━━━ MATERIALS PROVIDED
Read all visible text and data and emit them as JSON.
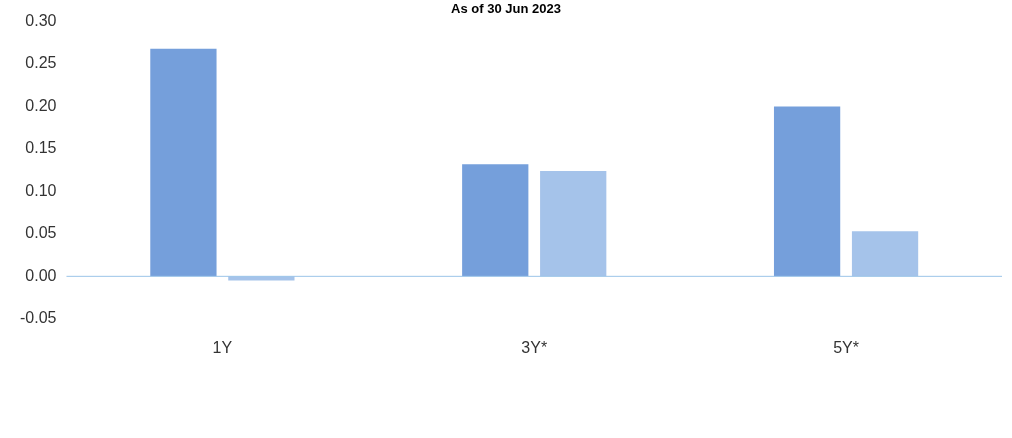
{
  "chart_data": {
    "type": "bar",
    "title": "As of 30 Jun 2023",
    "categories": [
      "1Y",
      "3Y*",
      "5Y*"
    ],
    "series": [
      {
        "color": "#759fdb",
        "values": [
          0.268,
          0.132,
          0.2
        ]
      },
      {
        "color": "#a5c3ea",
        "values": [
          -0.005,
          0.124,
          0.053
        ]
      }
    ],
    "ylim": [
      -0.05,
      0.3
    ],
    "yticks": [
      {
        "value": -0.05,
        "label": "-0.05"
      },
      {
        "value": 0,
        "label": "0.00"
      },
      {
        "value": 0.05,
        "label": "0.05"
      },
      {
        "value": 0.1,
        "label": "0.10"
      },
      {
        "value": 0.15,
        "label": "0.15"
      },
      {
        "value": 0.2,
        "label": "0.20"
      },
      {
        "value": 0.25,
        "label": "0.25"
      },
      {
        "value": 0.3,
        "label": "0.30"
      }
    ],
    "ref_lines": [
      {
        "axis": "y",
        "value": 0,
        "color": "#9cc4e8"
      }
    ],
    "grid": false,
    "legend": false
  }
}
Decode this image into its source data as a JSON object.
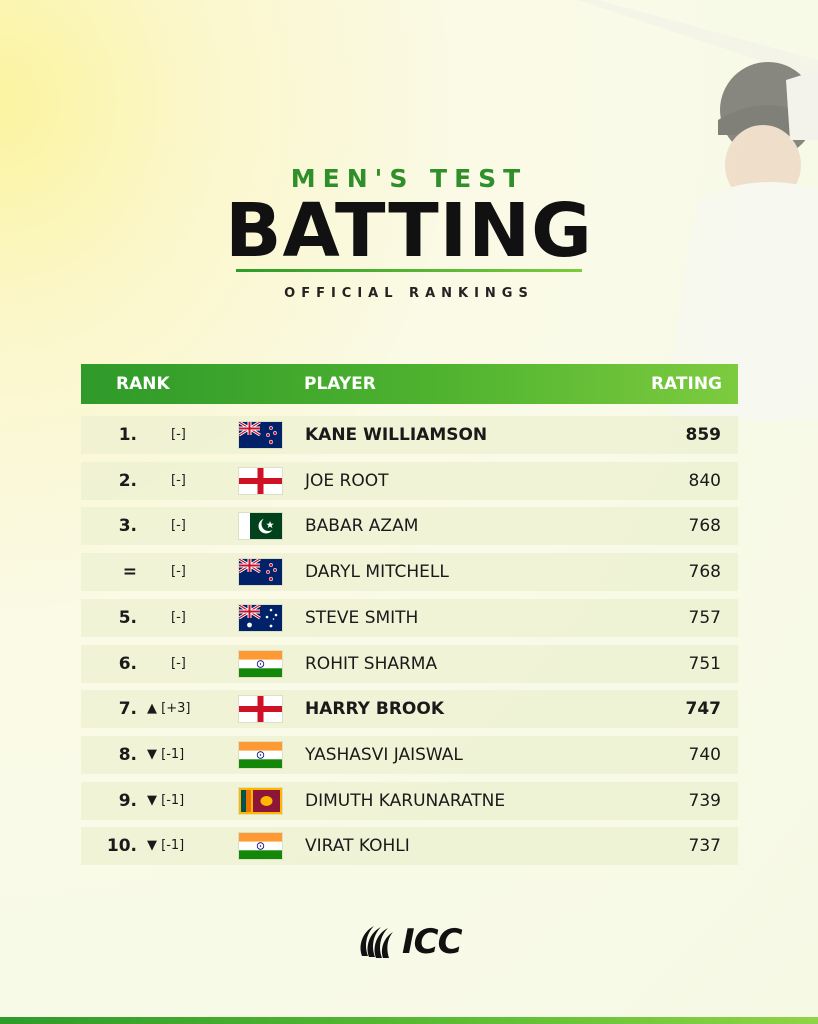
{
  "header": {
    "subtitle": "MEN'S TEST",
    "title": "BATTING",
    "tagline": "OFFICIAL RANKINGS"
  },
  "table": {
    "columns": {
      "rank": "RANK",
      "player": "PLAYER",
      "rating": "RATING"
    },
    "rows": [
      {
        "rank": "1.",
        "movement": "[-]",
        "arrow": "",
        "country": "nz-flag",
        "player": "KANE WILLIAMSON",
        "rating": "859",
        "highlight": true
      },
      {
        "rank": "2.",
        "movement": "[-]",
        "arrow": "",
        "country": "eng-flag",
        "player": "JOE ROOT",
        "rating": "840",
        "highlight": false
      },
      {
        "rank": "3.",
        "movement": "[-]",
        "arrow": "",
        "country": "pak-flag",
        "player": "BABAR AZAM",
        "rating": "768",
        "highlight": false
      },
      {
        "rank": "=",
        "movement": "[-]",
        "arrow": "",
        "country": "nz-flag",
        "player": "DARYL MITCHELL",
        "rating": "768",
        "highlight": false
      },
      {
        "rank": "5.",
        "movement": "[-]",
        "arrow": "",
        "country": "aus-flag",
        "player": "STEVE SMITH",
        "rating": "757",
        "highlight": false
      },
      {
        "rank": "6.",
        "movement": "[-]",
        "arrow": "",
        "country": "ind-flag",
        "player": "ROHIT SHARMA",
        "rating": "751",
        "highlight": false
      },
      {
        "rank": "7.",
        "movement": "[+3]",
        "arrow": "▲",
        "country": "eng-flag",
        "player": "HARRY BROOK",
        "rating": "747",
        "highlight": true
      },
      {
        "rank": "8.",
        "movement": "[-1]",
        "arrow": "▼",
        "country": "ind-flag",
        "player": "YASHASVI JAISWAL",
        "rating": "740",
        "highlight": false
      },
      {
        "rank": "9.",
        "movement": "[-1]",
        "arrow": "▼",
        "country": "sl-flag",
        "player": "DIMUTH KARUNARATNE",
        "rating": "739",
        "highlight": false
      },
      {
        "rank": "10.",
        "movement": "[-1]",
        "arrow": "▼",
        "country": "ind-flag",
        "player": "VIRAT KOHLI",
        "rating": "737",
        "highlight": false
      }
    ]
  },
  "footer": {
    "logo_text": "ICC"
  },
  "colors": {
    "accent": "#2f9a2a",
    "accent_light": "#7dcb3f"
  }
}
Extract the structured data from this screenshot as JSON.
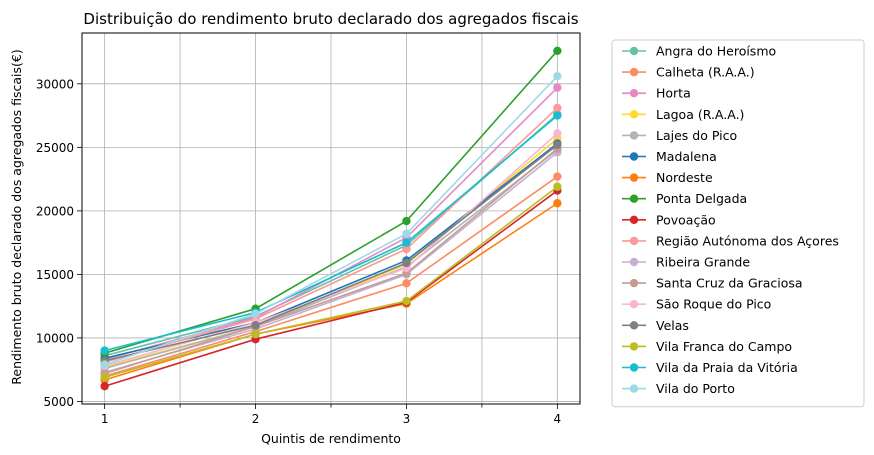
{
  "chart_data": {
    "type": "line",
    "title": "Distribuição do rendimento bruto declarado dos agregados fiscais",
    "xlabel": "Quintis de rendimento",
    "ylabel": "Rendimento bruto declarado dos agregados fiscais(€)",
    "x": [
      1,
      2,
      3,
      4
    ],
    "x_ticks": [
      "1",
      "2",
      "3",
      "4"
    ],
    "xlim": [
      0.85,
      4.15
    ],
    "y_ticks": [
      5000,
      10000,
      15000,
      20000,
      25000,
      30000
    ],
    "ylim": [
      4800,
      34000
    ],
    "grid": true,
    "legend_position": "outside-right",
    "series": [
      {
        "name": "Angra do Heroísmo",
        "color": "#66c2a5",
        "values": [
          8600,
          11700,
          17300,
          27600
        ]
      },
      {
        "name": "Calheta (R.A.A.)",
        "color": "#fc8d62",
        "values": [
          7000,
          10500,
          14300,
          22700
        ]
      },
      {
        "name": "Horta",
        "color": "#e78ac3",
        "values": [
          8300,
          11600,
          17900,
          29700
        ]
      },
      {
        "name": "Lagoa (R.A.A.)",
        "color": "#ffd92f",
        "values": [
          7700,
          10900,
          15800,
          25700
        ]
      },
      {
        "name": "Lajes do Pico",
        "color": "#b3b3b3",
        "values": [
          7600,
          10900,
          15600,
          24800
        ]
      },
      {
        "name": "Madalena",
        "color": "#1f77b4",
        "values": [
          8400,
          11200,
          16100,
          25300
        ]
      },
      {
        "name": "Nordeste",
        "color": "#ff7f0e",
        "values": [
          6700,
          10300,
          12700,
          20600
        ]
      },
      {
        "name": "Ponta Delgada",
        "color": "#2ca02c",
        "values": [
          8800,
          12300,
          19200,
          32600
        ]
      },
      {
        "name": "Povoação",
        "color": "#d62728",
        "values": [
          6200,
          9900,
          12800,
          21600
        ]
      },
      {
        "name": "Região Autónoma dos Açores",
        "color": "#ff9896",
        "values": [
          8100,
          11500,
          17000,
          28100
        ]
      },
      {
        "name": "Ribeira Grande",
        "color": "#c5b0d5",
        "values": [
          7300,
          10700,
          15000,
          24600
        ]
      },
      {
        "name": "Santa Cruz da Graciosa",
        "color": "#c49c94",
        "values": [
          7200,
          10900,
          15100,
          24900
        ]
      },
      {
        "name": "São Roque do Pico",
        "color": "#f7b6d2",
        "values": [
          7800,
          11200,
          15500,
          26100
        ]
      },
      {
        "name": "Velas",
        "color": "#7f7f7f",
        "values": [
          8200,
          11000,
          15900,
          25200
        ]
      },
      {
        "name": "Vila Franca do Campo",
        "color": "#bcbd22",
        "values": [
          6900,
          10300,
          12900,
          21900
        ]
      },
      {
        "name": "Vila da Praia da Vitória",
        "color": "#17becf",
        "values": [
          9000,
          12000,
          17500,
          27500
        ]
      },
      {
        "name": "Vila do Porto",
        "color": "#9edae5",
        "values": [
          7900,
          11900,
          18200,
          30600
        ]
      }
    ]
  }
}
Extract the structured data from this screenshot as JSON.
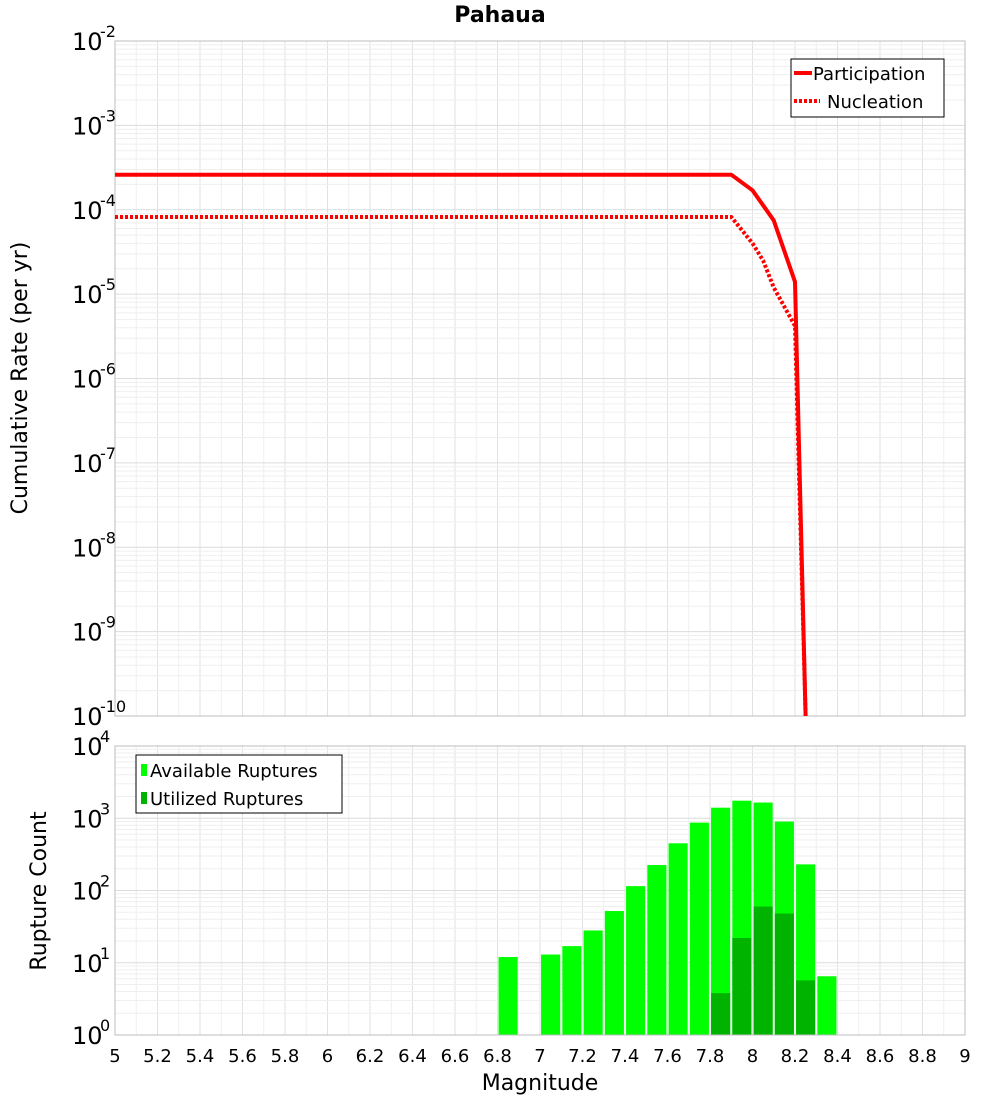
━━━━━━
* _WORK INSTRUCTIONS_
Restate the whole of the material word for word without the pictures.

* _SOLUTION FOR THIS EXERCISE_
Read all visible text and data and emit them as JSON.
{
  "chart_data": {
    "type": "bar",
    "title": "As of 30 Jun 2023",
    "categories": [
      "1Y",
      "3Y*",
      "5Y*"
    ],
    "series": [
      {
        "color": "#759fdb",
        "values": [
          0.268,
          0.132,
          0.2
        ]
      },
      {
        "color": "#a5c3ea",
        "values": [
          -0.005,
          0.124,
          0.053
        ]
      }
    ],
    "ylim": [
      -0.05,
      0.3
    ],
    "yticks": [
      {
        "value": -0.05,
        "label": "-0.05"
      },
      {
        "value": 0,
        "label": "0.00"
      },
      {
        "value": 0.05,
        "label": "0.05"
      },
      {
        "value": 0.1,
        "label": "0.10"
      },
      {
        "value": 0.15,
        "label": "0.15"
      },
      {
        "value": 0.2,
        "label": "0.20"
      },
      {
        "value": 0.25,
        "label": "0.25"
      },
      {
        "value": 0.3,
        "label": "0.30"
      }
    ],
    "ref_lines": [
      {
        "axis": "y",
        "value": 0,
        "color": "#9cc4e8"
      }
    ],
    "grid": false,
    "legend": false
  }
}
Decode this image into its source data as a JSON object.
{
  "header": {
    "subtitle": "MEN'S TEST",
    "title": "BATTING",
    "tagline": "OFFICIAL RANKINGS"
  },
  "table": {
    "columns": {
      "rank": "RANK",
      "player": "PLAYER",
      "rating": "RATING"
    },
    "rows": [
      {
        "rank": "1.",
        "movement": "[-]",
        "arrow": "",
        "country": "nz-flag",
        "player": "KANE WILLIAMSON",
        "rating": "859",
        "highlight": true
      },
      {
        "rank": "2.",
        "movement": "[-]",
        "arrow": "",
        "country": "eng-flag",
        "player": "JOE ROOT",
        "rating": "840",
        "highlight": false
      },
      {
        "rank": "3.",
        "movement": "[-]",
        "arrow": "",
        "country": "pak-flag",
        "player": "BABAR AZAM",
        "rating": "768",
        "highlight": false
      },
      {
        "rank": "=",
        "movement": "[-]",
        "arrow": "",
        "country": "nz-flag",
        "player": "DARYL MITCHELL",
        "rating": "768",
        "highlight": false
      },
      {
        "rank": "5.",
        "movement": "[-]",
        "arrow": "",
        "country": "aus-flag",
        "player": "STEVE SMITH",
        "rating": "757",
        "highlight": false
      },
      {
        "rank": "6.",
        "movement": "[-]",
        "arrow": "",
        "country": "ind-flag",
        "player": "ROHIT SHARMA",
        "rating": "751",
        "highlight": false
      },
      {
        "rank": "7.",
        "movement": "[+3]",
        "arrow": "▲",
        "country": "eng-flag",
        "player": "HARRY BROOK",
        "rating": "747",
        "highlight": true
      },
      {
        "rank": "8.",
        "movement": "[-1]",
        "arrow": "▼",
        "country": "ind-flag",
        "player": "YASHASVI JAISWAL",
        "rating": "740",
        "highlight": false
      },
      {
        "rank": "9.",
        "movement": "[-1]",
        "arrow": "▼",
        "country": "sl-flag",
        "player": "DIMUTH KARUNARATNE",
        "rating": "739",
        "highlight": false
      },
      {
        "rank": "10.",
        "movement": "[-1]",
        "arrow": "▼",
        "country": "ind-flag",
        "player": "VIRAT KOHLI",
        "rating": "737",
        "highlight": false
      }
    ]
  },
  "footer": {
    "logo_text": "ICC"
  },
  "colors": {
    "accent": "#2f9a2a",
    "accent_light": "#7dcb3f"
  }
}
Extract the structured data from this screenshot as JSON.
{
  "chart_data": {
    "type": "line",
    "title": "Distribuição do rendimento bruto declarado dos agregados fiscais",
    "xlabel": "Quintis de rendimento",
    "ylabel": "Rendimento bruto declarado dos agregados fiscais(€)",
    "x": [
      1,
      2,
      3,
      4
    ],
    "x_ticks": [
      "1",
      "2",
      "3",
      "4"
    ],
    "xlim": [
      0.85,
      4.15
    ],
    "y_ticks": [
      5000,
      10000,
      15000,
      20000,
      25000,
      30000
    ],
    "ylim": [
      4800,
      34000
    ],
    "grid": true,
    "legend_position": "outside-right",
    "series": [
      {
        "name": "Angra do Heroísmo",
        "color": "#66c2a5",
        "values": [
          8600,
          11700,
          17300,
          27600
        ]
      },
      {
        "name": "Calheta (R.A.A.)",
        "color": "#fc8d62",
        "values": [
          7000,
          10500,
          14300,
          22700
        ]
      },
      {
        "name": "Horta",
        "color": "#e78ac3",
        "values": [
          8300,
          11600,
          17900,
          29700
        ]
      },
      {
        "name": "Lagoa (R.A.A.)",
        "color": "#ffd92f",
        "values": [
          7700,
          10900,
          15800,
          25700
        ]
      },
      {
        "name": "Lajes do Pico",
        "color": "#b3b3b3",
        "values": [
          7600,
          10900,
          15600,
          24800
        ]
      },
      {
        "name": "Madalena",
        "color": "#1f77b4",
        "values": [
          8400,
          11200,
          16100,
          25300
        ]
      },
      {
        "name": "Nordeste",
        "color": "#ff7f0e",
        "values": [
          6700,
          10300,
          12700,
          20600
        ]
      },
      {
        "name": "Ponta Delgada",
        "color": "#2ca02c",
        "values": [
          8800,
          12300,
          19200,
          32600
        ]
      },
      {
        "name": "Povoação",
        "color": "#d62728",
        "values": [
          6200,
          9900,
          12800,
          21600
        ]
      },
      {
        "name": "Região Autónoma dos Açores",
        "color": "#ff9896",
        "values": [
          8100,
          11500,
          17000,
          28100
        ]
      },
      {
        "name": "Ribeira Grande",
        "color": "#c5b0d5",
        "values": [
          7300,
          10700,
          15000,
          24600
        ]
      },
      {
        "name": "Santa Cruz da Graciosa",
        "color": "#c49c94",
        "values": [
          7200,
          10900,
          15100,
          24900
        ]
      },
      {
        "name": "São Roque do Pico",
        "color": "#f7b6d2",
        "values": [
          7800,
          11200,
          15500,
          26100
        ]
      },
      {
        "name": "Velas",
        "color": "#7f7f7f",
        "values": [
          8200,
          11000,
          15900,
          25200
        ]
      },
      {
        "name": "Vila Franca do Campo",
        "color": "#bcbd22",
        "values": [
          6900,
          10300,
          12900,
          21900
        ]
      },
      {
        "name": "Vila da Praia da Vitória",
        "color": "#17becf",
        "values": [
          9000,
          12000,
          17500,
          27500
        ]
      },
      {
        "name": "Vila do Porto",
        "color": "#9edae5",
        "values": [
          7900,
          11900,
          18200,
          30600
        ]
      }
    ]
  }
}
Extract the structured data from this screenshot as JSON.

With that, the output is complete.